Required task.
Copy, in full, each line of the material that holds the word "Sales".

Dataset.
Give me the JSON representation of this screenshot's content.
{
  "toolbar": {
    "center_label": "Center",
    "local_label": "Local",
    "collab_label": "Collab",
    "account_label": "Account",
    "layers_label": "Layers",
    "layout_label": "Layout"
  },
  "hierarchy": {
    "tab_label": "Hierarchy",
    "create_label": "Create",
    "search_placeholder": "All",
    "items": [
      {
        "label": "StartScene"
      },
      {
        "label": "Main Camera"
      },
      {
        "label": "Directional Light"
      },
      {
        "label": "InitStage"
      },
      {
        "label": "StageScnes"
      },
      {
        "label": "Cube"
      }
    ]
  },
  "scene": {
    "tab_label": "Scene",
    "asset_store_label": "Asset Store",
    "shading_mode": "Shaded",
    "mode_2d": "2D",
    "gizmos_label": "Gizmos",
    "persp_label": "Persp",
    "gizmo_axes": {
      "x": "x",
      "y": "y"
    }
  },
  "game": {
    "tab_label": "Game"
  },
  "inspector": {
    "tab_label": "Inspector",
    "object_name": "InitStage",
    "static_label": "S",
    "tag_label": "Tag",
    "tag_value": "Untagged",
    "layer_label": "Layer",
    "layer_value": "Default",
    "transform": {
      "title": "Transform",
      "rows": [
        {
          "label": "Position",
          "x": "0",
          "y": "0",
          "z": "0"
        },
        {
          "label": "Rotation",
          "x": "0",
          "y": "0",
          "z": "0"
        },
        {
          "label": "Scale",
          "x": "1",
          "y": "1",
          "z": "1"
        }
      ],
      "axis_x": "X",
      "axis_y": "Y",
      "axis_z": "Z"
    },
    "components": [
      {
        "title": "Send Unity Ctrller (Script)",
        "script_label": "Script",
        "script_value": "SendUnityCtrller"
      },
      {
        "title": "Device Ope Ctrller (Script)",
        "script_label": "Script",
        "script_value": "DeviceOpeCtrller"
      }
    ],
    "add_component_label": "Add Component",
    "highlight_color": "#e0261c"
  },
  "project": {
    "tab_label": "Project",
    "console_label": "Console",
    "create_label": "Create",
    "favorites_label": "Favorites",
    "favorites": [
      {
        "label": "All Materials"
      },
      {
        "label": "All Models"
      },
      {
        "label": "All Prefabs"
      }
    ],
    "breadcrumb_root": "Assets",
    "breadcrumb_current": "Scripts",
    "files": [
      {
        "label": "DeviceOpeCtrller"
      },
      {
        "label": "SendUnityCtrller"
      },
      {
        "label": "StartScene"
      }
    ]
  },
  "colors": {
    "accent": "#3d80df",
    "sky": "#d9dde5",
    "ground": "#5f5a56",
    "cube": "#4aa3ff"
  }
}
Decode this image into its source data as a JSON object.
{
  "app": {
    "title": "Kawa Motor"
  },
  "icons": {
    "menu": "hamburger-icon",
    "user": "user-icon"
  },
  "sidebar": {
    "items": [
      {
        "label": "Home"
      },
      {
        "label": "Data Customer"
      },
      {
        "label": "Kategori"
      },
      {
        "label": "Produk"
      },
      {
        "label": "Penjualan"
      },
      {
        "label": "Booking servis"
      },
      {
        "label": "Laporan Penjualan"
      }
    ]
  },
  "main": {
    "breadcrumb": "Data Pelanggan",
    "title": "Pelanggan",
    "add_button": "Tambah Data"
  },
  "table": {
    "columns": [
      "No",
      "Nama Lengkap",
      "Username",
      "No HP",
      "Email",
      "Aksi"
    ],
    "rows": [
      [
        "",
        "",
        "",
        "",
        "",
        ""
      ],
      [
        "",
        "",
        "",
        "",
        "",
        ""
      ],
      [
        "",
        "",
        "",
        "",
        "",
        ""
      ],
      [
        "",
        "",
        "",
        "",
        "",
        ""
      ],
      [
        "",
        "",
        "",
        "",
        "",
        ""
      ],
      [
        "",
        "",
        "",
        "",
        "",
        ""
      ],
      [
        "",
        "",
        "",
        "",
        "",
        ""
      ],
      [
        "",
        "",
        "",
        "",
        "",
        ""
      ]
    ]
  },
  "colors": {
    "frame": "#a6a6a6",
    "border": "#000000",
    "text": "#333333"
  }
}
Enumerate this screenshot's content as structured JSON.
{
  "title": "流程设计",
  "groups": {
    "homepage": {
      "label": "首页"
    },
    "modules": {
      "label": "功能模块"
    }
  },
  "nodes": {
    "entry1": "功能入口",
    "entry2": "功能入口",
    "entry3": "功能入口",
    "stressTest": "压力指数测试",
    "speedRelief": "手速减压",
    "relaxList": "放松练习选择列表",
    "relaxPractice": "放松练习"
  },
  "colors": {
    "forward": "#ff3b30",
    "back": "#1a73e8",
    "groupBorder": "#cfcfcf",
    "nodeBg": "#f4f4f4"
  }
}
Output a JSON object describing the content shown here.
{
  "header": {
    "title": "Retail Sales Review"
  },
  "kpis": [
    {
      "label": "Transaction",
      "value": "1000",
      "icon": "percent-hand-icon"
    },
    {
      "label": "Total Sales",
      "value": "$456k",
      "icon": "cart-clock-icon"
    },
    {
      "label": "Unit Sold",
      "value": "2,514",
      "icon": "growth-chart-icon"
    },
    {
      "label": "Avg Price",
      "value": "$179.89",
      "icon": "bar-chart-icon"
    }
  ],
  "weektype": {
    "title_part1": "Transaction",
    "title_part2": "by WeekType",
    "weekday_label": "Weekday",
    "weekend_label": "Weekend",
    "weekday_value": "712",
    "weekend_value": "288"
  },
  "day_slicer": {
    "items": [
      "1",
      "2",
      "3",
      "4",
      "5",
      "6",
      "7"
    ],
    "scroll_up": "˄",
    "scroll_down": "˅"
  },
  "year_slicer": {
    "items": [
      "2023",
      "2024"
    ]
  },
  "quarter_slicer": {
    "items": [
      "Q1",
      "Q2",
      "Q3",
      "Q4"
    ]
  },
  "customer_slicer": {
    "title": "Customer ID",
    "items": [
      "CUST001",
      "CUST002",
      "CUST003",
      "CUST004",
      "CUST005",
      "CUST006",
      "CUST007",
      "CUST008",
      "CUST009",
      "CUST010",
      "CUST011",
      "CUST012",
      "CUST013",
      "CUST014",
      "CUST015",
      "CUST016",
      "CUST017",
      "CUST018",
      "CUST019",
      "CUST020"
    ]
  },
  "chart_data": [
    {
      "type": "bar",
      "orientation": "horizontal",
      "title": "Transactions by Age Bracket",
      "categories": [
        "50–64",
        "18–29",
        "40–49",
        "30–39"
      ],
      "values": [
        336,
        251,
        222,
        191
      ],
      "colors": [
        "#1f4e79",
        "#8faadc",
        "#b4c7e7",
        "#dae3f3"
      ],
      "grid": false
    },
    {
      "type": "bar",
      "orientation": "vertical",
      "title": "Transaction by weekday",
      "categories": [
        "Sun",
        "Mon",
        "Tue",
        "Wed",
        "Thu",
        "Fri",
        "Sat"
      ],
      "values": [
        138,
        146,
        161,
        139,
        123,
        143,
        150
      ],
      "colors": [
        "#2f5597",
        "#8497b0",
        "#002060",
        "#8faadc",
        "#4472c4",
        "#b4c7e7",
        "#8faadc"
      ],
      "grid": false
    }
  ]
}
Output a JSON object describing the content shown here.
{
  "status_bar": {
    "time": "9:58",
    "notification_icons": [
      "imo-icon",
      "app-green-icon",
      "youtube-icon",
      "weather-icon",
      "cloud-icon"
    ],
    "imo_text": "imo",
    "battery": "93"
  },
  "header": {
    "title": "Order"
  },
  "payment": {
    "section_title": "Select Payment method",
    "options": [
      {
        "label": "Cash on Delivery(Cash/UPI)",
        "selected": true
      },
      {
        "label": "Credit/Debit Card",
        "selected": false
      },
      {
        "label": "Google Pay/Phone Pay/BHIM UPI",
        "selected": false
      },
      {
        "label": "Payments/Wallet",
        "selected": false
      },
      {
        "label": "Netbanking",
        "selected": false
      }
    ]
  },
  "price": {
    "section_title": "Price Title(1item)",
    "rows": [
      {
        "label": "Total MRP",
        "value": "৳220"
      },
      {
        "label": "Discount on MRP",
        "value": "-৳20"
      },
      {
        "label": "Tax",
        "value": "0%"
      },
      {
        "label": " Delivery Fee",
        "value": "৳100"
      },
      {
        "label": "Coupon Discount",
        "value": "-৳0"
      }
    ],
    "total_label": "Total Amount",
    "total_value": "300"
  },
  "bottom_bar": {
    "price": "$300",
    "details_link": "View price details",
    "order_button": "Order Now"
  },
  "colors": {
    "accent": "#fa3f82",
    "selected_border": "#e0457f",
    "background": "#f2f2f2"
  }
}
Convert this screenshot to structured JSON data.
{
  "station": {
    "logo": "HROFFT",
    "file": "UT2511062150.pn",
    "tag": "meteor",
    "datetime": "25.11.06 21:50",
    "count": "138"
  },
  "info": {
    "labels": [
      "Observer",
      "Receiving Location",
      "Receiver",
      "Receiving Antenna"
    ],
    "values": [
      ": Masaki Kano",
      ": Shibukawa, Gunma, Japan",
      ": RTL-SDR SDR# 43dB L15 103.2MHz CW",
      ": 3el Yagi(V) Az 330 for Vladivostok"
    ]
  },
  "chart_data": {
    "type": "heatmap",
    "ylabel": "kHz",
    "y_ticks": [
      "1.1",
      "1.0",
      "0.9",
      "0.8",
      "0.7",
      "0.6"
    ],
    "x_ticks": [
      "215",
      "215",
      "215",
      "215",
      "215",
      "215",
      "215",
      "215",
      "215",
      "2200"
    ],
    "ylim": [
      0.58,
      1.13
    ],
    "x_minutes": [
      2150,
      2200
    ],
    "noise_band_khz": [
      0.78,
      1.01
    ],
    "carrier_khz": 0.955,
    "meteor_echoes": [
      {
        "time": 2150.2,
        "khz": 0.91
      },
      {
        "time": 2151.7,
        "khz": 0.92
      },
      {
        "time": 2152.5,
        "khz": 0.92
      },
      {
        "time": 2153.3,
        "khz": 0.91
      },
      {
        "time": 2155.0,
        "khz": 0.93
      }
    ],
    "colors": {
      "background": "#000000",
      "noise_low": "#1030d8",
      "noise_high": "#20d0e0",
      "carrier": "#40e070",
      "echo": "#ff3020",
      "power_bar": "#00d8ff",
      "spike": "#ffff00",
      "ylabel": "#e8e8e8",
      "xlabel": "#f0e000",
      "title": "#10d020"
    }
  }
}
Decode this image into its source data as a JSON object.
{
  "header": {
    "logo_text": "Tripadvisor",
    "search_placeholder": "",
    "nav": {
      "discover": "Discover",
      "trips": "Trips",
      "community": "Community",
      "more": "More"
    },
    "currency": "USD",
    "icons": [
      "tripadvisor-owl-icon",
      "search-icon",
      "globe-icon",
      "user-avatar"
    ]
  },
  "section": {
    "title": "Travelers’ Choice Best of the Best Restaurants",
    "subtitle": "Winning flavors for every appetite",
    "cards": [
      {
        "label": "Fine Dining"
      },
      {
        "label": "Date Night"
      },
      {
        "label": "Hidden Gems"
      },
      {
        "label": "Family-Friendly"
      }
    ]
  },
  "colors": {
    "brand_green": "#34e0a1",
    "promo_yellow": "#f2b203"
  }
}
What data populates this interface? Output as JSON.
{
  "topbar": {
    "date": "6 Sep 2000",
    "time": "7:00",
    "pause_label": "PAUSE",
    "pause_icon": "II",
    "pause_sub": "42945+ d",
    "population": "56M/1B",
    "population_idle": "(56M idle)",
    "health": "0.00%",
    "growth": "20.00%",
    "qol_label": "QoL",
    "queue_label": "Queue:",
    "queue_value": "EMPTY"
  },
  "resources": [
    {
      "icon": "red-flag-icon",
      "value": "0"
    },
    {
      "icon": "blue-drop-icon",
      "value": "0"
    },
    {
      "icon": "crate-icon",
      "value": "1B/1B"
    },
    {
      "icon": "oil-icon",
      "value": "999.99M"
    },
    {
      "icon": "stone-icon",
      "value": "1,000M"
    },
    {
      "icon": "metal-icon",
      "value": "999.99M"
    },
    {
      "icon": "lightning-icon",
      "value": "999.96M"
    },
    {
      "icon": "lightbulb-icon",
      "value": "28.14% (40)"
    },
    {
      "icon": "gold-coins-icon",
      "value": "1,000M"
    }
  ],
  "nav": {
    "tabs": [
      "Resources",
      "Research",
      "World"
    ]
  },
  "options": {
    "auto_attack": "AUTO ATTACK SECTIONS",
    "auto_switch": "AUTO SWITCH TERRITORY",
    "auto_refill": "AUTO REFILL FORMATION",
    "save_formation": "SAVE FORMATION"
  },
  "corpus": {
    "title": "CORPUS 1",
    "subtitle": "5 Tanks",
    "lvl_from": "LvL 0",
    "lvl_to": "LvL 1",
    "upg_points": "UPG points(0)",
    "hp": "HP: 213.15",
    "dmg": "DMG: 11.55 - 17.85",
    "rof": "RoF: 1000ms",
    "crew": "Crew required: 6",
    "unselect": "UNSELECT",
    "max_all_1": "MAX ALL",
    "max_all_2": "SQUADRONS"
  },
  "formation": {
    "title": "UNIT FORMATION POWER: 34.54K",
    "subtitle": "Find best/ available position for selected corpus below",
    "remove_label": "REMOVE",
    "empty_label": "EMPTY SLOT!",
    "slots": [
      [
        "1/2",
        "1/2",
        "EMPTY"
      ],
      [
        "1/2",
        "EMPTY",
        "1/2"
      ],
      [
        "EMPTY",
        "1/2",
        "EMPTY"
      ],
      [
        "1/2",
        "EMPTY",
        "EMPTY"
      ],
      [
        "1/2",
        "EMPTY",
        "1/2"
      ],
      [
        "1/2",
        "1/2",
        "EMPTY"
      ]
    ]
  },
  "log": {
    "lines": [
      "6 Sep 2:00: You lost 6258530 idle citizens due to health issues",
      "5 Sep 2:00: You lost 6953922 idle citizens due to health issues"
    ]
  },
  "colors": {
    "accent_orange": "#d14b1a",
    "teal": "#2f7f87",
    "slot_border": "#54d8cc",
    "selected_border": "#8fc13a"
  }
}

Response to this task.
    "title": "Retail Sales Review"
      "label": "Total Sales",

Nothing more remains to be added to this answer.